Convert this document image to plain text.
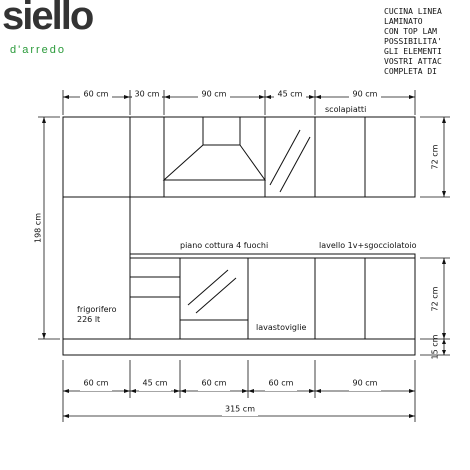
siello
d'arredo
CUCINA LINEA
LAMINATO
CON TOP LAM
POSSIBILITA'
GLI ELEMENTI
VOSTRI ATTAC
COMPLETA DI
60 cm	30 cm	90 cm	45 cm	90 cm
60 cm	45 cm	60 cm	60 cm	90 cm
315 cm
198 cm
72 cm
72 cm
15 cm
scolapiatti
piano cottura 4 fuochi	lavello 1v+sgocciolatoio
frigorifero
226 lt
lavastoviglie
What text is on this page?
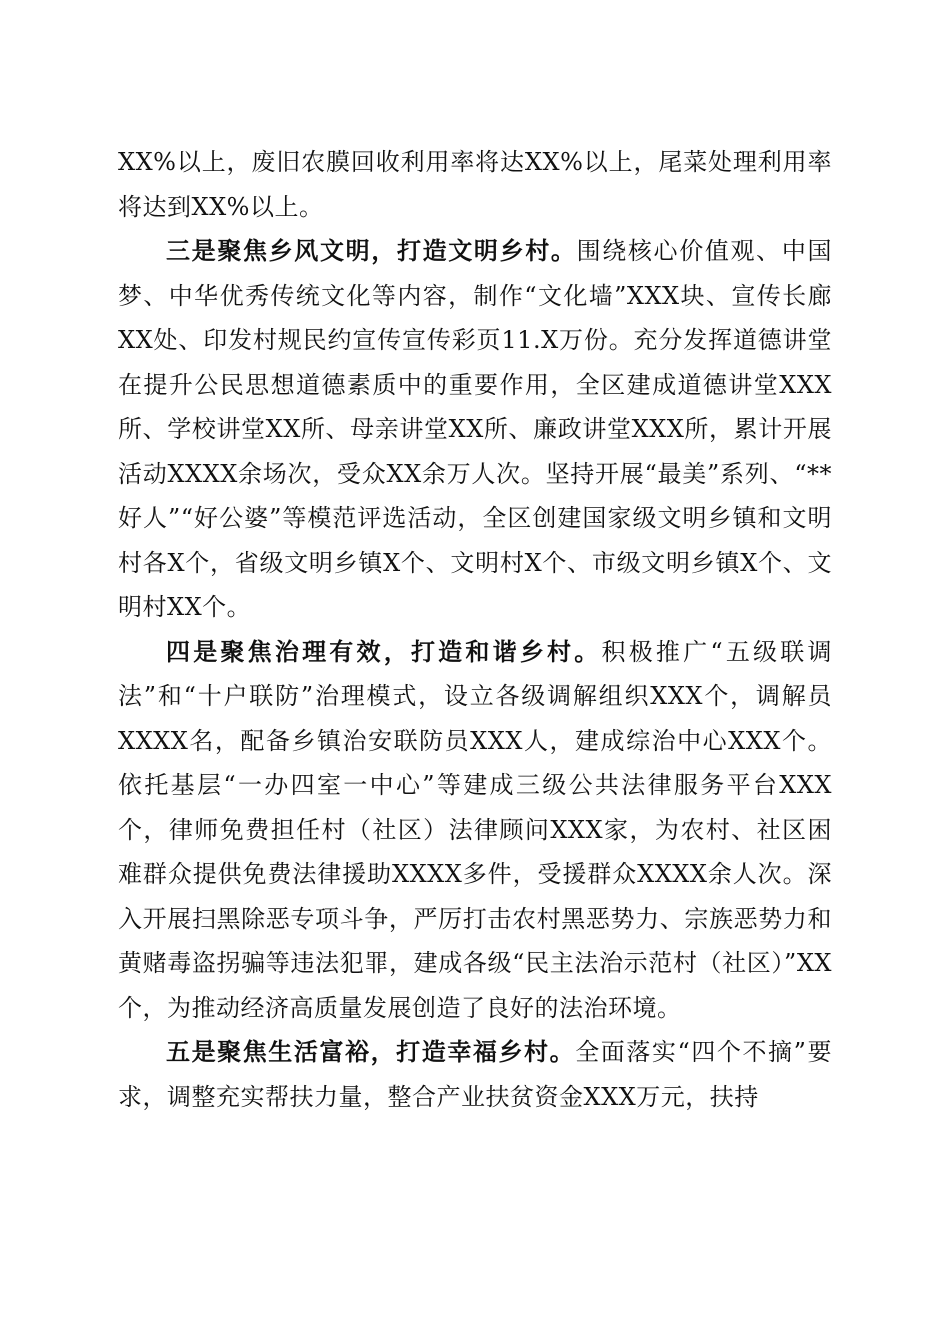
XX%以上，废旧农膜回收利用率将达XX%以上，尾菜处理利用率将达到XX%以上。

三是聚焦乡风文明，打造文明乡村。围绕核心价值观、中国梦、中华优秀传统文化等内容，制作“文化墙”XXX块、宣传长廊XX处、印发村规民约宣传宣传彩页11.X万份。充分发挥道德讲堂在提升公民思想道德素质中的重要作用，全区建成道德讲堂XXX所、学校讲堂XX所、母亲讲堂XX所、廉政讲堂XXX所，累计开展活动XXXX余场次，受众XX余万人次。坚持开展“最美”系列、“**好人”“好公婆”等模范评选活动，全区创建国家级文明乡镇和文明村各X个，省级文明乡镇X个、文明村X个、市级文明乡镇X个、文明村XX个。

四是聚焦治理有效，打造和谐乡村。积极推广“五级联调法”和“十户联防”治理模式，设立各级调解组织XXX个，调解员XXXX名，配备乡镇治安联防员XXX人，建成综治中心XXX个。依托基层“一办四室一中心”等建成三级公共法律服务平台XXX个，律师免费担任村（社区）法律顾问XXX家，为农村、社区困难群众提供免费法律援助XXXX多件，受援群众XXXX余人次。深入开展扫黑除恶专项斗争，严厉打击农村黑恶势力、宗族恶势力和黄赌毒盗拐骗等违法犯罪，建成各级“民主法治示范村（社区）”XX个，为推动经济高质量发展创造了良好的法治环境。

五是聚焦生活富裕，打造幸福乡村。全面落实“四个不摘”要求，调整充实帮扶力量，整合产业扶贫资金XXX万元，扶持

--

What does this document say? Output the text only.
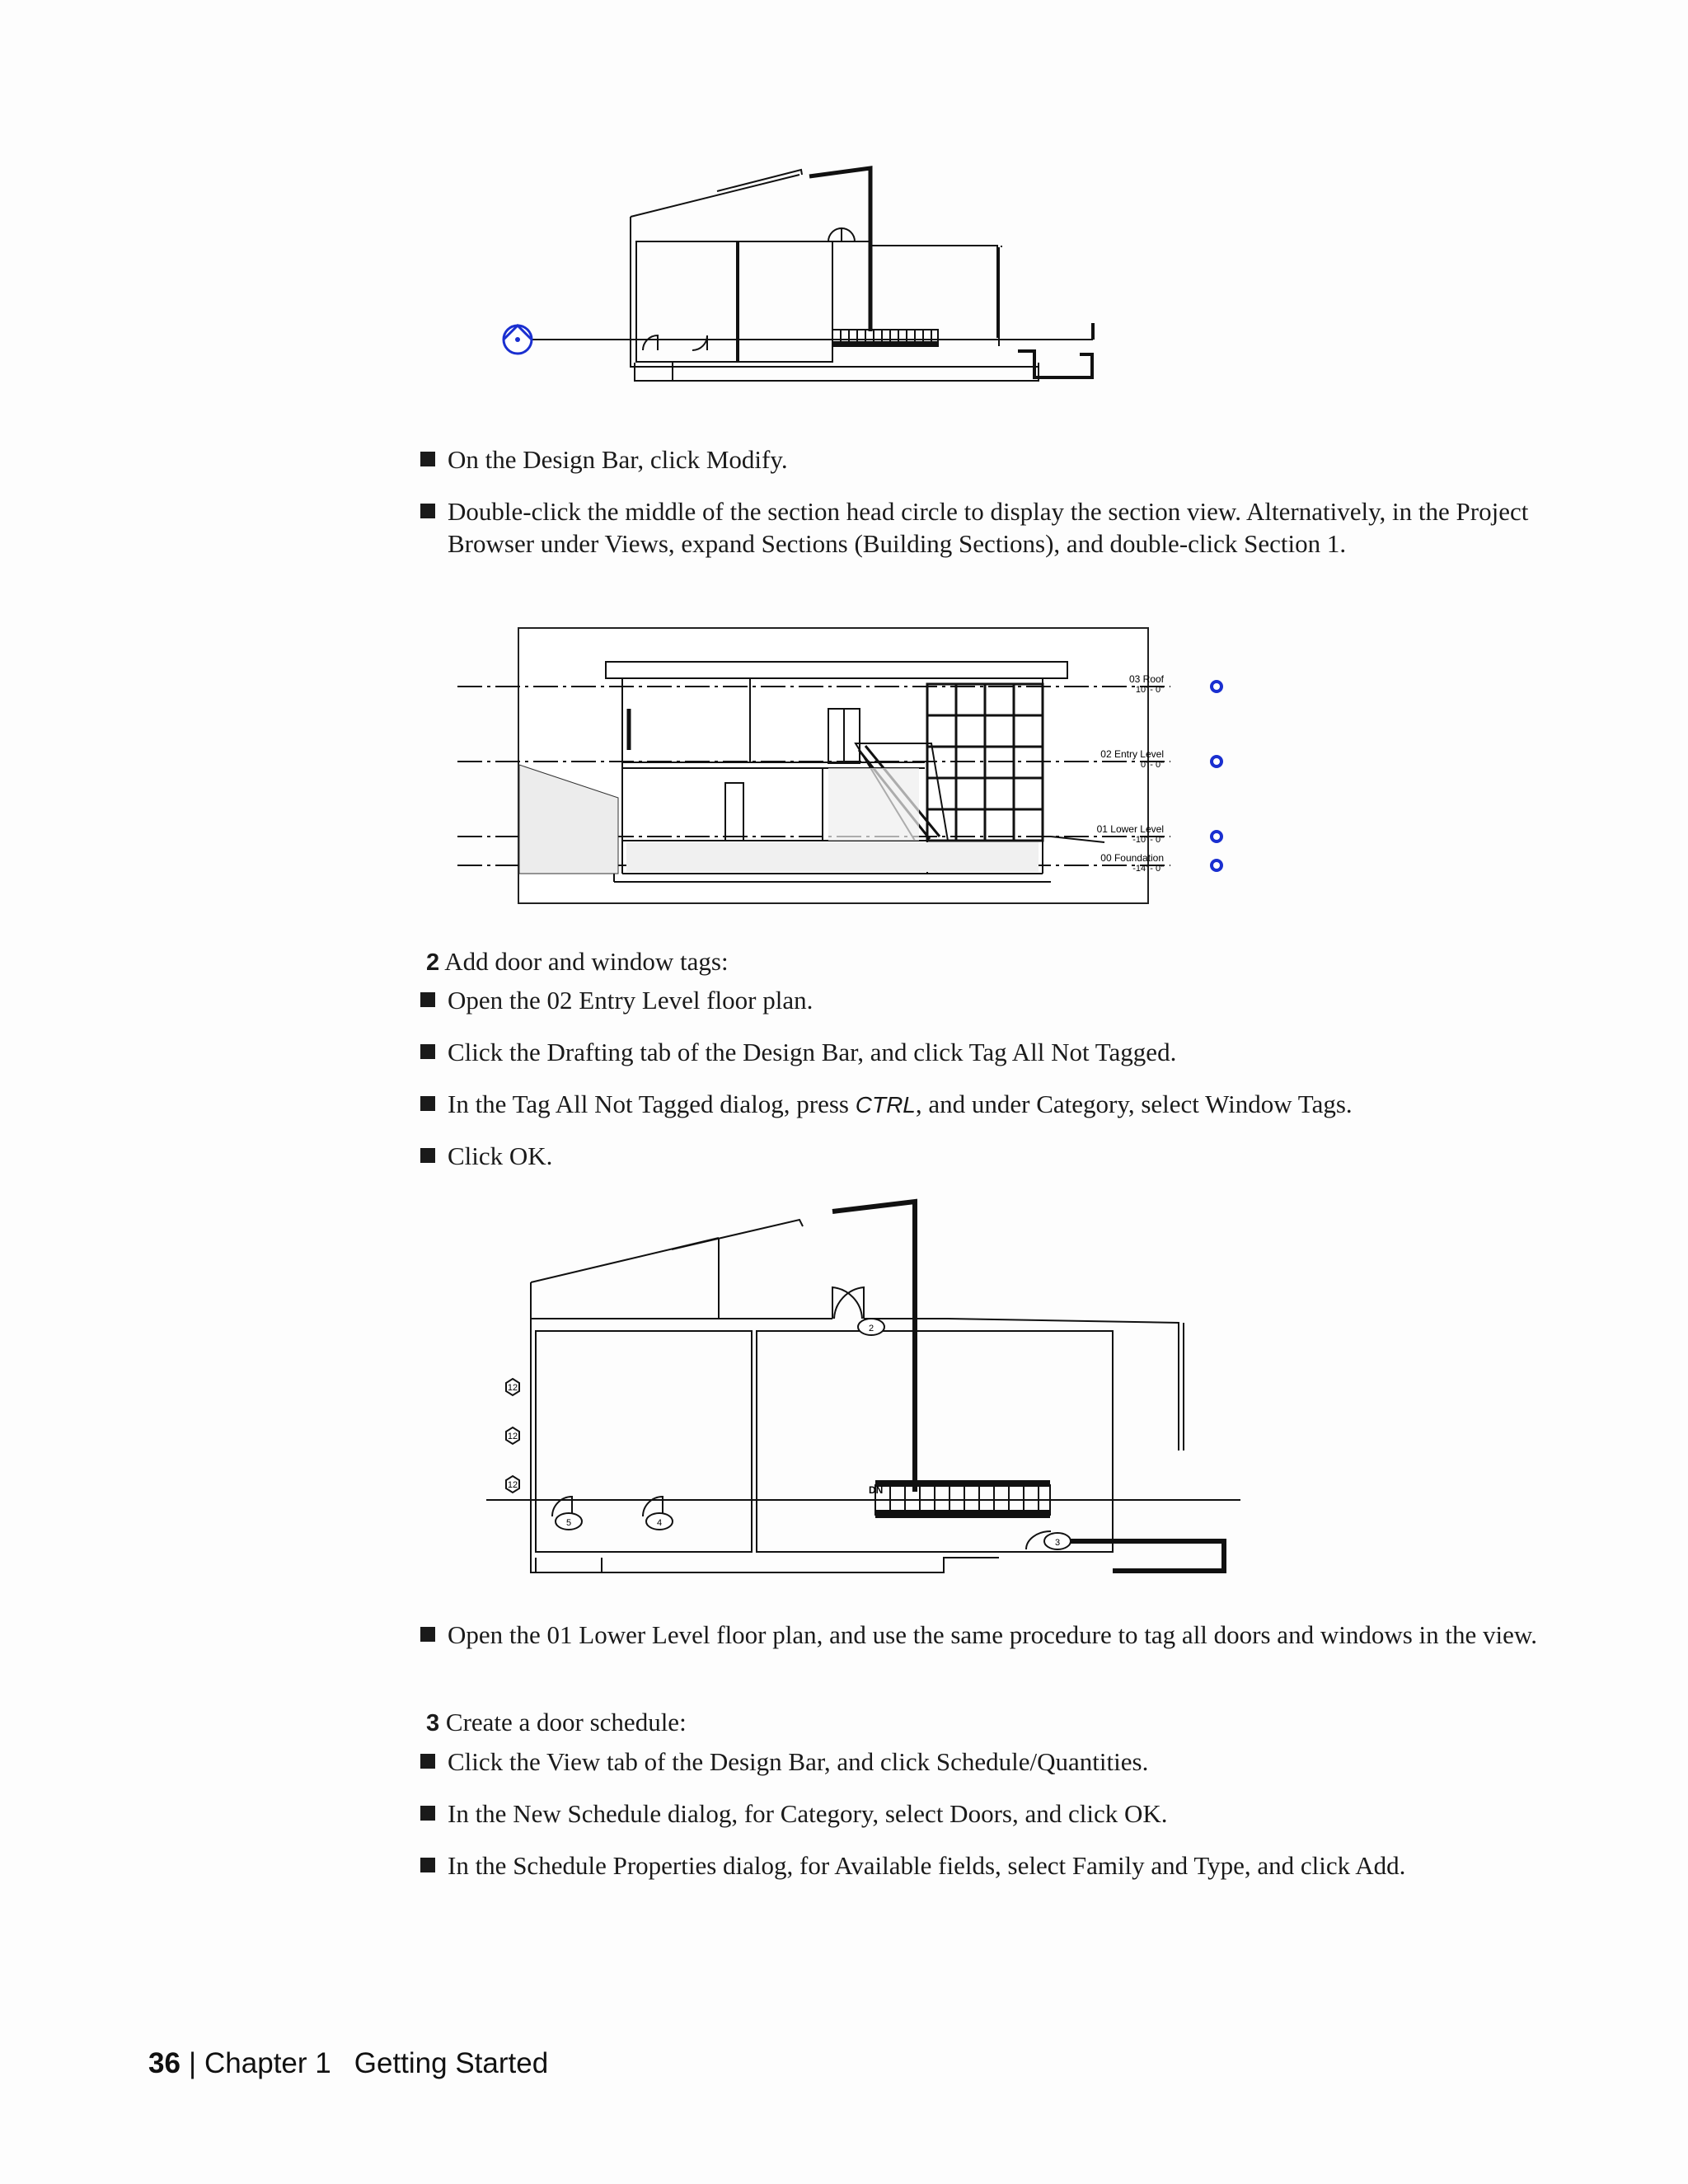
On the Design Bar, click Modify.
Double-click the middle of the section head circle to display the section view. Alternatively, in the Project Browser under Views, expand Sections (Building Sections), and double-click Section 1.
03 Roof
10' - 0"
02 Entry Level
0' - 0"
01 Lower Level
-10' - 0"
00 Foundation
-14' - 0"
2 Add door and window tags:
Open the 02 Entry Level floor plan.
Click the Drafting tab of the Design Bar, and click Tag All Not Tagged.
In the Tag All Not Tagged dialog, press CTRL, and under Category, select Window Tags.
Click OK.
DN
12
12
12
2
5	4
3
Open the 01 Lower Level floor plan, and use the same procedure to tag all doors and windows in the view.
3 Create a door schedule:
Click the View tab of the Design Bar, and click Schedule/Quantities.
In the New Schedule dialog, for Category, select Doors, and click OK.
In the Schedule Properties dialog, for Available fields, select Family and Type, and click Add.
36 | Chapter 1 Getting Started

WHAT YOU ARE ASKED TO DO
Give the number of lines in the records that contain the string "Level", and nothing besides.

EXPECTED OUTPUT
4